Source data
>>>

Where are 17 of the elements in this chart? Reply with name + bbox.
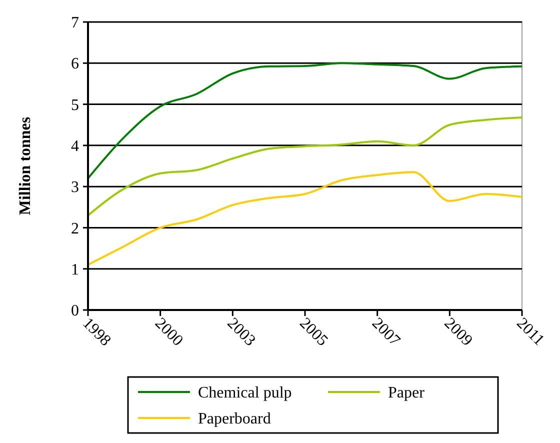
x-tick-label: 1998 <box>79 314 114 350</box>
line-series <box>87 116 523 216</box>
y-tick-label: 7 <box>71 14 79 32</box>
legend-label: Paper <box>388 384 426 402</box>
y-tick-label: 2 <box>71 220 79 238</box>
y-tick-label: 4 <box>71 138 79 156</box>
y-axis-title: Million tonnes <box>17 116 34 216</box>
y-tick-label: 5 <box>71 96 79 114</box>
y-tick-label: 1 <box>71 261 79 278</box>
y-tick-label: 6 <box>71 56 79 73</box>
y-tick-label: 0 <box>71 302 79 320</box>
y-tick-label: 3 <box>71 179 79 196</box>
legend-label: Paperboard <box>198 410 271 428</box>
legend-label: Chemical pulp <box>198 384 292 402</box>
line-series <box>87 171 523 266</box>
line-series <box>87 62 523 180</box>
x-tick-label: 2007 <box>368 314 404 350</box>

<<<

- [WHAT YOU WILL DO] Copy every row above verbatim, leaving out the pictures.

- [WRITTEN SOLUTION]
Where are 17 of the elements in this chart? Reply with name + bbox.
x-tick-label: 1998 <box>79 314 114 350</box>
line-series <box>87 116 523 216</box>
y-tick-label: 7 <box>71 14 79 32</box>
legend-label: Paper <box>388 384 426 402</box>
y-tick-label: 2 <box>71 220 79 238</box>
y-tick-label: 4 <box>71 138 79 156</box>
y-axis-title: Million tonnes <box>17 116 34 216</box>
y-tick-label: 5 <box>71 96 79 114</box>
y-tick-label: 1 <box>71 261 79 278</box>
y-tick-label: 6 <box>71 56 79 73</box>
y-tick-label: 0 <box>71 302 79 320</box>
y-tick-label: 3 <box>71 179 79 196</box>
legend-label: Paperboard <box>198 410 271 428</box>
legend-label: Chemical pulp <box>198 384 292 402</box>
line-series <box>87 171 523 266</box>
line-series <box>87 62 523 180</box>
x-tick-label: 2007 <box>368 314 404 350</box>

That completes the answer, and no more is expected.